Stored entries

————————

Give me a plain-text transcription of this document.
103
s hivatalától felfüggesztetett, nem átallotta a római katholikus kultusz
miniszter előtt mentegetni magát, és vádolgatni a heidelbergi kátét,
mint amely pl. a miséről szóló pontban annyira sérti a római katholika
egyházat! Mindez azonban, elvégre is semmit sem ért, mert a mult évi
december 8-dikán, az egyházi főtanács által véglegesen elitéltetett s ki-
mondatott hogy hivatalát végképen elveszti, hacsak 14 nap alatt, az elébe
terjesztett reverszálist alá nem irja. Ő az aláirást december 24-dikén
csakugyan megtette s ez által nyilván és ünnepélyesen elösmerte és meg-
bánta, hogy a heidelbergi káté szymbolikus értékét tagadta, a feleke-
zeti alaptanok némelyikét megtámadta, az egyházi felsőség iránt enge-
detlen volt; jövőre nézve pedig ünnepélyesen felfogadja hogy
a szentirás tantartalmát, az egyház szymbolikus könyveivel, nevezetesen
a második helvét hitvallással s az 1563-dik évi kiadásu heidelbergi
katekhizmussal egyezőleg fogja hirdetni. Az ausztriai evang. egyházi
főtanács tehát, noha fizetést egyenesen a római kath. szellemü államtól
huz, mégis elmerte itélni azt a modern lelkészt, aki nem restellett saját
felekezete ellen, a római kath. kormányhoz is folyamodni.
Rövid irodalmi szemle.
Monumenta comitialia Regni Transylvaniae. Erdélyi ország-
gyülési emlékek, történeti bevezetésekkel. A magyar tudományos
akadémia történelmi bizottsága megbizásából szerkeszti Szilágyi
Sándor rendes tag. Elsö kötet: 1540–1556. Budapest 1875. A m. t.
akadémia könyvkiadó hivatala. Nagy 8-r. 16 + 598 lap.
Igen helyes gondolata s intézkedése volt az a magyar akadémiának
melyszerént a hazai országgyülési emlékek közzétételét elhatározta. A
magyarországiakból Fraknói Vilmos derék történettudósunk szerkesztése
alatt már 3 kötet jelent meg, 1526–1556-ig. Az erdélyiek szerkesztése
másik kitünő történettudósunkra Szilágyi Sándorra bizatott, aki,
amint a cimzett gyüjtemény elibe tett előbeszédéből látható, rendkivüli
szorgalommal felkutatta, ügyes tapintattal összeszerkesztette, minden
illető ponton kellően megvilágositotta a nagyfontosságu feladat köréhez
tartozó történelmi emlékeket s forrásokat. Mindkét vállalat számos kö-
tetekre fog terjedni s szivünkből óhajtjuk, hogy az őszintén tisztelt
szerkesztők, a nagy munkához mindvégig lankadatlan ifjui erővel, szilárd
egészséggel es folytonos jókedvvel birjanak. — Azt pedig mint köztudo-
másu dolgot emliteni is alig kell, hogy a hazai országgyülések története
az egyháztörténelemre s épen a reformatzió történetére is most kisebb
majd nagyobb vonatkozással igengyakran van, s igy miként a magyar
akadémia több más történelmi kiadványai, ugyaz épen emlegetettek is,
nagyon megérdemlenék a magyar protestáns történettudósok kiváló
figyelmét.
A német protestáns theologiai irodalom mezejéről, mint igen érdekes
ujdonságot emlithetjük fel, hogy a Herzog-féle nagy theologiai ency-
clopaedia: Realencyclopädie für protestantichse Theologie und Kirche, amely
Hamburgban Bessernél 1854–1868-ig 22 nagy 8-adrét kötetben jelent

————————

AIM
Determine how many lines in the data above contain the string "által". Give nothing except the number.

TASK SOLUTION
2